### Dataset
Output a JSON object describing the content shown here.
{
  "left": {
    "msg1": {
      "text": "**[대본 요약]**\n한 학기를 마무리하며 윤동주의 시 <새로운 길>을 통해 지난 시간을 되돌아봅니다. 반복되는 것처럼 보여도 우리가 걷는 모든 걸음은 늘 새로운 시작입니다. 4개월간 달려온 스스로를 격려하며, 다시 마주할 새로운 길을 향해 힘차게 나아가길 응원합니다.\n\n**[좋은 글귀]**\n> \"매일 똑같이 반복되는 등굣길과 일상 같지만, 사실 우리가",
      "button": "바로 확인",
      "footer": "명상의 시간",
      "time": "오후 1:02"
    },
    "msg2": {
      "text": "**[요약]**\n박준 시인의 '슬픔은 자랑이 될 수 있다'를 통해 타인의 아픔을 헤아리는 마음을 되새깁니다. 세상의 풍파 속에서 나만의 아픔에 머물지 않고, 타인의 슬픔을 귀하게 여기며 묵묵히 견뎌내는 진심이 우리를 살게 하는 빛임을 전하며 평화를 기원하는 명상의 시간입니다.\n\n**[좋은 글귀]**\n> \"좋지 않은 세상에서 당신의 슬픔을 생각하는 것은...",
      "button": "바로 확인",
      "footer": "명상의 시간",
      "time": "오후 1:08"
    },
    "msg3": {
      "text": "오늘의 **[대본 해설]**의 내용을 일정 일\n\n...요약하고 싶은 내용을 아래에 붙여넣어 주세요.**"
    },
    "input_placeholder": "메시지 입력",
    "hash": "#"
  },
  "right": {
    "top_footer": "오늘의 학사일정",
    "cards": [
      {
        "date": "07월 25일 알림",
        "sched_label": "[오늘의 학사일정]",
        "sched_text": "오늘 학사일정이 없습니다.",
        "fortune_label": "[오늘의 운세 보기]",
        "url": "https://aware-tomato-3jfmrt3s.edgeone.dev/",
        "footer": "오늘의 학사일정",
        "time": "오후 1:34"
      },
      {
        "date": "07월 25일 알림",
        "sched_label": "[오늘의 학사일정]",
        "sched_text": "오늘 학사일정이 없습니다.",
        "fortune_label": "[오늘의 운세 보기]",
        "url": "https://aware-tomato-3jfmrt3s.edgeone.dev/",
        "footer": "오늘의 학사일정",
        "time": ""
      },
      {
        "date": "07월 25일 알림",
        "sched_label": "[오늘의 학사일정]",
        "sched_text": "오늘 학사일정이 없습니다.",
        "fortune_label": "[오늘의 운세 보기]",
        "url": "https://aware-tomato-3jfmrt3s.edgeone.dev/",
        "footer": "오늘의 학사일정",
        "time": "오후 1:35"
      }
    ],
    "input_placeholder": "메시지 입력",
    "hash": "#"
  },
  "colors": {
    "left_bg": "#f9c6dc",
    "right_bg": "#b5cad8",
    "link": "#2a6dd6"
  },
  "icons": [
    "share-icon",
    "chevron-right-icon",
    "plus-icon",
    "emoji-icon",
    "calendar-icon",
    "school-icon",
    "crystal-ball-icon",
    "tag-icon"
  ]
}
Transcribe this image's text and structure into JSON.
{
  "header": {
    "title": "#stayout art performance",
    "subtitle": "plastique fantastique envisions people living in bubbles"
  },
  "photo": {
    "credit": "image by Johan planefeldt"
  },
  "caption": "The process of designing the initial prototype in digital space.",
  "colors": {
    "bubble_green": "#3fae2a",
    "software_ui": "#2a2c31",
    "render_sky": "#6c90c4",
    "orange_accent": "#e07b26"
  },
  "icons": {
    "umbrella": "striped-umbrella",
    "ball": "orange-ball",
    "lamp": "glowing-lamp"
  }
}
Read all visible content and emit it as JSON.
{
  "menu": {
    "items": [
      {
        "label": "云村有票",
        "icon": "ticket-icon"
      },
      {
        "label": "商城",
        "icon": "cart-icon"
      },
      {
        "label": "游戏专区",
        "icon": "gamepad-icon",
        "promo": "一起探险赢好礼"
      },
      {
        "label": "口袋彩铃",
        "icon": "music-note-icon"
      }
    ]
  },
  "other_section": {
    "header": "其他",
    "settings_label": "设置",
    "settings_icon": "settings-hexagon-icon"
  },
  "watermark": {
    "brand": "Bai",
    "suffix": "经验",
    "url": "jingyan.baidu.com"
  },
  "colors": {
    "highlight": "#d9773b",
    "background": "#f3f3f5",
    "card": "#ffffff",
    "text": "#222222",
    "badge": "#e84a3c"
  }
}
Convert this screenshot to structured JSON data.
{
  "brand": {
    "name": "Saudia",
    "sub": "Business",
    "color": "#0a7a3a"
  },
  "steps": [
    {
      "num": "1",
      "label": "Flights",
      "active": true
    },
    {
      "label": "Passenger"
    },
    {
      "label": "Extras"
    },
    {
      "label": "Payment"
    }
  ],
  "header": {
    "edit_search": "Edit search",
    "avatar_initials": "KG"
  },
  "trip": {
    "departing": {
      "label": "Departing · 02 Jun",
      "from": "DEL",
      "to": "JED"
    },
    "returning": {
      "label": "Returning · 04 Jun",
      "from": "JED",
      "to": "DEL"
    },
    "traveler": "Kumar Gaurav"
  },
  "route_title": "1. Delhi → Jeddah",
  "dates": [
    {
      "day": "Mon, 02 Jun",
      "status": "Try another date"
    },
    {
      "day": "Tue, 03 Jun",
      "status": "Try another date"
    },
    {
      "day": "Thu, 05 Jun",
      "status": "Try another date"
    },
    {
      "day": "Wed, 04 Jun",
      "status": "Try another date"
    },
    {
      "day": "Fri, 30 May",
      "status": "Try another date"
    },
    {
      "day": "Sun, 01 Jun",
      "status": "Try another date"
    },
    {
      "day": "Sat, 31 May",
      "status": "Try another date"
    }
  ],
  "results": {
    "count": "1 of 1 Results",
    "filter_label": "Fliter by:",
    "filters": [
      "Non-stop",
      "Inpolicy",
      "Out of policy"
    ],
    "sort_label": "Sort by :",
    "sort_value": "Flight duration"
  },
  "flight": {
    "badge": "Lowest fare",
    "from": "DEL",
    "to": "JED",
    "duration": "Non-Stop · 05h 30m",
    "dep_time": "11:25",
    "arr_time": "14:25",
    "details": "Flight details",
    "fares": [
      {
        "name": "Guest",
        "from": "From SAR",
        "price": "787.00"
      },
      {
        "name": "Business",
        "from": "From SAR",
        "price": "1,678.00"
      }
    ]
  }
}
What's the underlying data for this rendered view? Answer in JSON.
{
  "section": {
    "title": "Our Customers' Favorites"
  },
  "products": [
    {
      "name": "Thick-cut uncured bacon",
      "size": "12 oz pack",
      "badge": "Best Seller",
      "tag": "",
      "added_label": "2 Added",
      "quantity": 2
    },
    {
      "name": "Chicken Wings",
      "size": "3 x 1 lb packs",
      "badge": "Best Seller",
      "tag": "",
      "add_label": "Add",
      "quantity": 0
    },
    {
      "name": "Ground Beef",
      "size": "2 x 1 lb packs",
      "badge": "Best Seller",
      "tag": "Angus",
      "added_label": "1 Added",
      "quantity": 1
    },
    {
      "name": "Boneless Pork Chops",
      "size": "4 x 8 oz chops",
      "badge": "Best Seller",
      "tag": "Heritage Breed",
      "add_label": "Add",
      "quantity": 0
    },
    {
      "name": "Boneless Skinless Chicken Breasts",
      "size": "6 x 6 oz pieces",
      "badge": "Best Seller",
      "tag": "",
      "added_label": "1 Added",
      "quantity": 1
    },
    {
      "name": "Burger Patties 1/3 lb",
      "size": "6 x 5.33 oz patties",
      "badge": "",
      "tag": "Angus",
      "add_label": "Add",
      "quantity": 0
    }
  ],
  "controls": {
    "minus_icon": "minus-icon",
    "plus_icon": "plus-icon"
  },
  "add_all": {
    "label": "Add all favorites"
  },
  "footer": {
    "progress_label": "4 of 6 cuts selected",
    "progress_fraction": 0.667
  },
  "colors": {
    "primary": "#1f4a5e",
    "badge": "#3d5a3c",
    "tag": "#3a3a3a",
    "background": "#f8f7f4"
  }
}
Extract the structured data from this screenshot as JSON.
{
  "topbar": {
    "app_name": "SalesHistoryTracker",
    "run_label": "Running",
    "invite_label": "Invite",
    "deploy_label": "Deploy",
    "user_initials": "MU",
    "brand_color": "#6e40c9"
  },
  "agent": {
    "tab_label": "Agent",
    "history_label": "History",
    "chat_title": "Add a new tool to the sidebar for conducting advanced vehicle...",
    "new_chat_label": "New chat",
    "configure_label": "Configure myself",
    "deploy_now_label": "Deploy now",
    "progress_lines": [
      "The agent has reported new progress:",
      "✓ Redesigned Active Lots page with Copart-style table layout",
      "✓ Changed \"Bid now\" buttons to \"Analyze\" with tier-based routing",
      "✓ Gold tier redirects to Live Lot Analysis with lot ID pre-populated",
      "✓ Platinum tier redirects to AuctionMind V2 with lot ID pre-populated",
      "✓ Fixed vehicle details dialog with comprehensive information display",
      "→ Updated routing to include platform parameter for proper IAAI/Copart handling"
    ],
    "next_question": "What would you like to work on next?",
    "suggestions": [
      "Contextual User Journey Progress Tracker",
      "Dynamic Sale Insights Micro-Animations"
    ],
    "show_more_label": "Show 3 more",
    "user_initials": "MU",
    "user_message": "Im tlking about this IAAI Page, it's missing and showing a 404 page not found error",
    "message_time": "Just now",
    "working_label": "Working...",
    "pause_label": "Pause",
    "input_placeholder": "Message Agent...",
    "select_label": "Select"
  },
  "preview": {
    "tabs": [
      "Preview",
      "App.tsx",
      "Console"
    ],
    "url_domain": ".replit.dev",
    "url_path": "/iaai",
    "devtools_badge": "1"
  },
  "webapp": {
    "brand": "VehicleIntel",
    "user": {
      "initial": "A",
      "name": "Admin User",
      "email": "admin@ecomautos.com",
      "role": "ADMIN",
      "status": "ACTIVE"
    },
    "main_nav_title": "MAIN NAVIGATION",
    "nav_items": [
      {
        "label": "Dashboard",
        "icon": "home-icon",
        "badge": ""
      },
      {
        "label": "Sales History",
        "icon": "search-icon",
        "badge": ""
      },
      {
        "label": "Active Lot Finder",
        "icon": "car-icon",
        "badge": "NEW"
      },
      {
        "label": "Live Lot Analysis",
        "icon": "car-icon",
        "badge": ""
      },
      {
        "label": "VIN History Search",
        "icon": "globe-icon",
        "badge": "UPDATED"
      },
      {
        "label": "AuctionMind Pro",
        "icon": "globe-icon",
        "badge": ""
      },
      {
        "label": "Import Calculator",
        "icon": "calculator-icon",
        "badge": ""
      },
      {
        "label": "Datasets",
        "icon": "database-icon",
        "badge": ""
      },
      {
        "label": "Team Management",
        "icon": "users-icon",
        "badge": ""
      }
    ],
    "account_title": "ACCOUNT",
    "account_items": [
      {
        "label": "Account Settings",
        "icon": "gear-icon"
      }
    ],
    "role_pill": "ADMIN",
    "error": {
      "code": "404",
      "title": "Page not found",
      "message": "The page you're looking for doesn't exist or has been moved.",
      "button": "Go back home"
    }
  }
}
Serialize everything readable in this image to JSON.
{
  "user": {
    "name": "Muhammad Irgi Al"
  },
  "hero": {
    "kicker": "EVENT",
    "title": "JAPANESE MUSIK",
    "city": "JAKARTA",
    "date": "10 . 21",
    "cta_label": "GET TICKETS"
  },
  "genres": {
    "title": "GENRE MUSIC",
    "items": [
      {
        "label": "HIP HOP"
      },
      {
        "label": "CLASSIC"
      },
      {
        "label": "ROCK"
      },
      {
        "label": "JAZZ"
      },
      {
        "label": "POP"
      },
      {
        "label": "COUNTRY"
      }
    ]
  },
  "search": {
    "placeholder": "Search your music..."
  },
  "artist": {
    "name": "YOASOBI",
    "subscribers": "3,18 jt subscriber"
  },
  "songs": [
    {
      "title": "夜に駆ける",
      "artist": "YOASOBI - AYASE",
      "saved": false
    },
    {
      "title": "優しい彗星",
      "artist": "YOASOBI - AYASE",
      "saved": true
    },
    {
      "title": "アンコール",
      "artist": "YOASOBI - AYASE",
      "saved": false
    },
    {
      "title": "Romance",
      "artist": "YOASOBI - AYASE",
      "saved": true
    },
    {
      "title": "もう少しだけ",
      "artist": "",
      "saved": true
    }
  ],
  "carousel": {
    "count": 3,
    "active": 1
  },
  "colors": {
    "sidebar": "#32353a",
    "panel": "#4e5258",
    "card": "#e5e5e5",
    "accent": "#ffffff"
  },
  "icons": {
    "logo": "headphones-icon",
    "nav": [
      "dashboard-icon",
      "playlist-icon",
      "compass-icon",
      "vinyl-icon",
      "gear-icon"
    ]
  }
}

### Task prompt
Only the number is wanted: how many lines of the data contain the word "Deploy"?

### Written answer
2